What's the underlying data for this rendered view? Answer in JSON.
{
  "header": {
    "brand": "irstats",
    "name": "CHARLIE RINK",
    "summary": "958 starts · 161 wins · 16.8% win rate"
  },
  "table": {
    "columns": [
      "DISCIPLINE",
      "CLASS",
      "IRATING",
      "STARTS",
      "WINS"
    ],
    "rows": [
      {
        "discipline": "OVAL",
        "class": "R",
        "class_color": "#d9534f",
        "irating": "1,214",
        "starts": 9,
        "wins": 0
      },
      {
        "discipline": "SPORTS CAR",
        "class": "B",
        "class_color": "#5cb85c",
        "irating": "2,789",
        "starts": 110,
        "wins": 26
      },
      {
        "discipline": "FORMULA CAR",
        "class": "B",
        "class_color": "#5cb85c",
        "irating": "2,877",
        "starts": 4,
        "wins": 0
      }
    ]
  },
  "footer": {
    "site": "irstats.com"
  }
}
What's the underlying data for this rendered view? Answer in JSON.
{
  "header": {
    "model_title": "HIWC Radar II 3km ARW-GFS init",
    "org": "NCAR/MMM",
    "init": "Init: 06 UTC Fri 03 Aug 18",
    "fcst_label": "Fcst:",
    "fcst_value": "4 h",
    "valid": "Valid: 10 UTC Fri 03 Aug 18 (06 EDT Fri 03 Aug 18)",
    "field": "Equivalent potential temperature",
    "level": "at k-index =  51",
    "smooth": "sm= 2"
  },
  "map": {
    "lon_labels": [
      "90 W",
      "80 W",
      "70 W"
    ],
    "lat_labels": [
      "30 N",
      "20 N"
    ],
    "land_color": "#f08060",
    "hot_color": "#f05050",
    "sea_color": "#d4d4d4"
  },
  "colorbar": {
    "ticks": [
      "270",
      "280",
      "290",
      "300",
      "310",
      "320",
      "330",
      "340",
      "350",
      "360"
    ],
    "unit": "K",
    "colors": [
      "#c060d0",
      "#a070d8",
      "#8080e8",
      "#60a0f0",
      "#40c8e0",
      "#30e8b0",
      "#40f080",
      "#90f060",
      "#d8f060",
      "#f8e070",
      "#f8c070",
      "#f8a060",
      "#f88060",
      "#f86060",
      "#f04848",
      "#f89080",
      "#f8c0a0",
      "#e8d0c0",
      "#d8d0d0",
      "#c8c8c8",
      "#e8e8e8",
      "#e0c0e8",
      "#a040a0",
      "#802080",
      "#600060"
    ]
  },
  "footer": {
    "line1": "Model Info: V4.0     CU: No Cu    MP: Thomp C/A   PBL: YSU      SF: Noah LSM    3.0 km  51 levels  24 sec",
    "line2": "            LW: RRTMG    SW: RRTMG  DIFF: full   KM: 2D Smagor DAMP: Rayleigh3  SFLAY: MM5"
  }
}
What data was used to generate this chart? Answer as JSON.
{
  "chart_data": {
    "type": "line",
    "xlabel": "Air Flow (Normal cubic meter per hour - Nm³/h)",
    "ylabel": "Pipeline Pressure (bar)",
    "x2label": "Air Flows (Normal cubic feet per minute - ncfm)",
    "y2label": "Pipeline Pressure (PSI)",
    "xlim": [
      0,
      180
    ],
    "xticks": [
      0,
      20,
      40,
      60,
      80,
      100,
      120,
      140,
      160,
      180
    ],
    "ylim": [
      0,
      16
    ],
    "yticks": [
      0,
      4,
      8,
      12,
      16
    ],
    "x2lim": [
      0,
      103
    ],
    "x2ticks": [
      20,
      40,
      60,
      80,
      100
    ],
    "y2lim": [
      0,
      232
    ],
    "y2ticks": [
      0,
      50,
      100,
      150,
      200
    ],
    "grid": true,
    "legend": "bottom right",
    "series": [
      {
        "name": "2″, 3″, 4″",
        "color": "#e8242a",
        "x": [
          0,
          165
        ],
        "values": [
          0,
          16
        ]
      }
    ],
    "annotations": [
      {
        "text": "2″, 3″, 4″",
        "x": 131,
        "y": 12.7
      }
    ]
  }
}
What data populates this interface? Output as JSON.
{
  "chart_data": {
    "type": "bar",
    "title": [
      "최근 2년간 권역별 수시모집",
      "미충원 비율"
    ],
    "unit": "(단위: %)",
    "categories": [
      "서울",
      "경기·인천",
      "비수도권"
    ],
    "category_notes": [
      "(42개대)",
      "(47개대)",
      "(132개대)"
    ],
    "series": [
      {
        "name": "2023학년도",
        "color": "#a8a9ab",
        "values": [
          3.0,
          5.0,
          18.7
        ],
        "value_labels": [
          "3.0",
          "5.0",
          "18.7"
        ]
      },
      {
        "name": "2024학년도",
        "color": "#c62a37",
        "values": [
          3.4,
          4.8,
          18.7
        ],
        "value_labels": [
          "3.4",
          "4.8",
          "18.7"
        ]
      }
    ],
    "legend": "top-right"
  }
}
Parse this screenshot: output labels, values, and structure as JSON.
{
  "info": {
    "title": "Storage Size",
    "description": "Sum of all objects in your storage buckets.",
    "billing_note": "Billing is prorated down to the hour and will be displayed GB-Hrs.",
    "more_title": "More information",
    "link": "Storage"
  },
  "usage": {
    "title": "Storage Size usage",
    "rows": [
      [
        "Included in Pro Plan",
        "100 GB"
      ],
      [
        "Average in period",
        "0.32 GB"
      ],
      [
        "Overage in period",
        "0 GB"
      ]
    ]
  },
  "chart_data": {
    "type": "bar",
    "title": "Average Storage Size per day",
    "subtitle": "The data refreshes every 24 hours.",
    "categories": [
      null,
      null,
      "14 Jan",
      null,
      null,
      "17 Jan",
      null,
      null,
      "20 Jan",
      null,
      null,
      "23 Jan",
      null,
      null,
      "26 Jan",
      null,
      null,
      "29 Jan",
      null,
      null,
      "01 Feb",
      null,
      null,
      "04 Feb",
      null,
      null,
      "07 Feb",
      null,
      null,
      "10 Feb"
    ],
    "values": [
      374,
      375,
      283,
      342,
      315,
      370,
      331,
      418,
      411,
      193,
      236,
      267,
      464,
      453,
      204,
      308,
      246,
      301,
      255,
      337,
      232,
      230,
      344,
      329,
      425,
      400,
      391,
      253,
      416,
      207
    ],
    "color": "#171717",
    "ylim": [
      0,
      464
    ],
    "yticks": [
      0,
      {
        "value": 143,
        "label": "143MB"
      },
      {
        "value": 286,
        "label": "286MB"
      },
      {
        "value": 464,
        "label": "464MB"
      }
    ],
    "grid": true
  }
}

********

> **WHAT YOU NEED TO DO**:
Your task is to reproduce the whole listing exactly.

> **EXERCISE RESPONSE**:
What's the underlying data for this rendered view? Answer in JSON.
{
  "header": {
    "brand": "irstats",
    "name": "CHARLIE RINK",
    "summary": "958 starts · 161 wins · 16.8% win rate"
  },
  "table": {
    "columns": [
      "DISCIPLINE",
      "CLASS",
      "IRATING",
      "STARTS",
      "WINS"
    ],
    "rows": [
      {
        "discipline": "OVAL",
        "class": "R",
        "class_color": "#d9534f",
        "irating": "1,214",
        "starts": 9,
        "wins": 0
      },
      {
        "discipline": "SPORTS CAR",
        "class": "B",
        "class_color": "#5cb85c",
        "irating": "2,789",
        "starts": 110,
        "wins": 26
      },
      {
        "discipline": "FORMULA CAR",
        "class": "B",
        "class_color": "#5cb85c",
        "irating": "2,877",
        "starts": 4,
        "wins": 0
      }
    ]
  },
  "footer": {
    "site": "irstats.com"
  }
}
What's the underlying data for this rendered view? Answer in JSON.
{
  "header": {
    "model_title": "HIWC Radar II 3km ARW-GFS init",
    "org": "NCAR/MMM",
    "init": "Init: 06 UTC Fri 03 Aug 18",
    "fcst_label": "Fcst:",
    "fcst_value": "4 h",
    "valid": "Valid: 10 UTC Fri 03 Aug 18 (06 EDT Fri 03 Aug 18)",
    "field": "Equivalent potential temperature",
    "level": "at k-index =  51",
    "smooth": "sm= 2"
  },
  "map": {
    "lon_labels": [
      "90 W",
      "80 W",
      "70 W"
    ],
    "lat_labels": [
      "30 N",
      "20 N"
    ],
    "land_color": "#f08060",
    "hot_color": "#f05050",
    "sea_color": "#d4d4d4"
  },
  "colorbar": {
    "ticks": [
      "270",
      "280",
      "290",
      "300",
      "310",
      "320",
      "330",
      "340",
      "350",
      "360"
    ],
    "unit": "K",
    "colors": [
      "#c060d0",
      "#a070d8",
      "#8080e8",
      "#60a0f0",
      "#40c8e0",
      "#30e8b0",
      "#40f080",
      "#90f060",
      "#d8f060",
      "#f8e070",
      "#f8c070",
      "#f8a060",
      "#f88060",
      "#f86060",
      "#f04848",
      "#f89080",
      "#f8c0a0",
      "#e8d0c0",
      "#d8d0d0",
      "#c8c8c8",
      "#e8e8e8",
      "#e0c0e8",
      "#a040a0",
      "#802080",
      "#600060"
    ]
  },
  "footer": {
    "line1": "Model Info: V4.0     CU: No Cu    MP: Thomp C/A   PBL: YSU      SF: Noah LSM    3.0 km  51 levels  24 sec",
    "line2": "            LW: RRTMG    SW: RRTMG  DIFF: full   KM: 2D Smagor DAMP: Rayleigh3  SFLAY: MM5"
  }
}
What data was used to generate this chart? Answer as JSON.
{
  "chart_data": {
    "type": "line",
    "xlabel": "Air Flow (Normal cubic meter per hour - Nm³/h)",
    "ylabel": "Pipeline Pressure (bar)",
    "x2label": "Air Flows (Normal cubic feet per minute - ncfm)",
    "y2label": "Pipeline Pressure (PSI)",
    "xlim": [
      0,
      180
    ],
    "xticks": [
      0,
      20,
      40,
      60,
      80,
      100,
      120,
      140,
      160,
      180
    ],
    "ylim": [
      0,
      16
    ],
    "yticks": [
      0,
      4,
      8,
      12,
      16
    ],
    "x2lim": [
      0,
      103
    ],
    "x2ticks": [
      20,
      40,
      60,
      80,
      100
    ],
    "y2lim": [
      0,
      232
    ],
    "y2ticks": [
      0,
      50,
      100,
      150,
      200
    ],
    "grid": true,
    "legend": "bottom right",
    "series": [
      {
        "name": "2″, 3″, 4″",
        "color": "#e8242a",
        "x": [
          0,
          165
        ],
        "values": [
          0,
          16
        ]
      }
    ],
    "annotations": [
      {
        "text": "2″, 3″, 4″",
        "x": 131,
        "y": 12.7
      }
    ]
  }
}
What data populates this interface? Output as JSON.
{
  "chart_data": {
    "type": "bar",
    "title": [
      "최근 2년간 권역별 수시모집",
      "미충원 비율"
    ],
    "unit": "(단위: %)",
    "categories": [
      "서울",
      "경기·인천",
      "비수도권"
    ],
    "category_notes": [
      "(42개대)",
      "(47개대)",
      "(132개대)"
    ],
    "series": [
      {
        "name": "2023학년도",
        "color": "#a8a9ab",
        "values": [
          3.0,
          5.0,
          18.7
        ],
        "value_labels": [
          "3.0",
          "5.0",
          "18.7"
        ]
      },
      {
        "name": "2024학년도",
        "color": "#c62a37",
        "values": [
          3.4,
          4.8,
          18.7
        ],
        "value_labels": [
          "3.4",
          "4.8",
          "18.7"
        ]
      }
    ],
    "legend": "top-right"
  }
}
Parse this screenshot: output labels, values, and structure as JSON.
{
  "info": {
    "title": "Storage Size",
    "description": "Sum of all objects in your storage buckets.",
    "billing_note": "Billing is prorated down to the hour and will be displayed GB-Hrs.",
    "more_title": "More information",
    "link": "Storage"
  },
  "usage": {
    "title": "Storage Size usage",
    "rows": [
      [
        "Included in Pro Plan",
        "100 GB"
      ],
      [
        "Average in period",
        "0.32 GB"
      ],
      [
        "Overage in period",
        "0 GB"
      ]
    ]
  },
  "chart_data": {
    "type": "bar",
    "title": "Average Storage Size per day",
    "subtitle": "The data refreshes every 24 hours.",
    "categories": [
      null,
      null,
      "14 Jan",
      null,
      null,
      "17 Jan",
      null,
      null,
      "20 Jan",
      null,
      null,
      "23 Jan",
      null,
      null,
      "26 Jan",
      null,
      null,
      "29 Jan",
      null,
      null,
      "01 Feb",
      null,
      null,
      "04 Feb",
      null,
      null,
      "07 Feb",
      null,
      null,
      "10 Feb"
    ],
    "values": [
      374,
      375,
      283,
      342,
      315,
      370,
      331,
      418,
      411,
      193,
      236,
      267,
      464,
      453,
      204,
      308,
      246,
      301,
      255,
      337,
      232,
      230,
      344,
      329,
      425,
      400,
      391,
      253,
      416,
      207
    ],
    "color": "#171717",
    "ylim": [
      0,
      464
    ],
    "yticks": [
      0,
      {
        "value": 143,
        "label": "143MB"
      },
      {
        "value": 286,
        "label": "286MB"
      },
      {
        "value": 464,
        "label": "464MB"
      }
    ],
    "grid": true
  }
}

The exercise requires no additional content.